◆ Records excerpted from a collection ◆

-------------------------

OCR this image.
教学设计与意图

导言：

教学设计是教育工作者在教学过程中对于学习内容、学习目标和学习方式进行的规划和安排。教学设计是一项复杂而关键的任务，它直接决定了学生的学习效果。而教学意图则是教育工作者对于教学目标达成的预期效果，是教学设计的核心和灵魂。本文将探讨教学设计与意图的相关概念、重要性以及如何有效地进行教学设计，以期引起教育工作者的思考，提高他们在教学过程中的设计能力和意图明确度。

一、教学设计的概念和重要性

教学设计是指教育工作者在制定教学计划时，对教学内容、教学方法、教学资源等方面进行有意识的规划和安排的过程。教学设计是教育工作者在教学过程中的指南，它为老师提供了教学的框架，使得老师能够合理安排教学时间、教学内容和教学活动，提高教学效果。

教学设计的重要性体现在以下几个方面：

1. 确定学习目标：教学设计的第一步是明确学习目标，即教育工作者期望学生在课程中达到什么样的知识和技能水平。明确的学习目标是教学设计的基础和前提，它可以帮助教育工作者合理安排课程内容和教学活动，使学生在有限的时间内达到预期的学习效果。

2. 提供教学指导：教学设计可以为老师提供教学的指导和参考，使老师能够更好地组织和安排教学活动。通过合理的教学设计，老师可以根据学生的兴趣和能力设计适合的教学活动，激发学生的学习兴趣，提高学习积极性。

-------------------------

◆ Exercise aim ◆
Would you reproduce all the entries exactly?

◆ Correct response ◆
OCR this image.
教学设计与意图

导言：

教学设计是教育工作者在教学过程中对于学习内容、学习目标和学习方式进行的规划和安排。教学设计是一项复杂而关键的任务，它直接决定了学生的学习效果。而教学意图则是教育工作者对于教学目标达成的预期效果，是教学设计的核心和灵魂。本文将探讨教学设计与意图的相关概念、重要性以及如何有效地进行教学设计，以期引起教育工作者的思考，提高他们在教学过程中的设计能力和意图明确度。

一、教学设计的概念和重要性

教学设计是指教育工作者在制定教学计划时，对教学内容、教学方法、教学资源等方面进行有意识的规划和安排的过程。教学设计是教育工作者在教学过程中的指南，它为老师提供了教学的框架，使得老师能够合理安排教学时间、教学内容和教学活动，提高教学效果。

教学设计的重要性体现在以下几个方面：

1. 确定学习目标：教学设计的第一步是明确学习目标，即教育工作者期望学生在课程中达到什么样的知识和技能水平。明确的学习目标是教学设计的基础和前提，它可以帮助教育工作者合理安排课程内容和教学活动，使学生在有限的时间内达到预期的学习效果。

2. 提供教学指导：教学设计可以为老师提供教学的指导和参考，使老师能够更好地组织和安排教学活动。通过合理的教学设计，老师可以根据学生的兴趣和能力设计适合的教学活动，激发学生的学习兴趣，提高学习积极性。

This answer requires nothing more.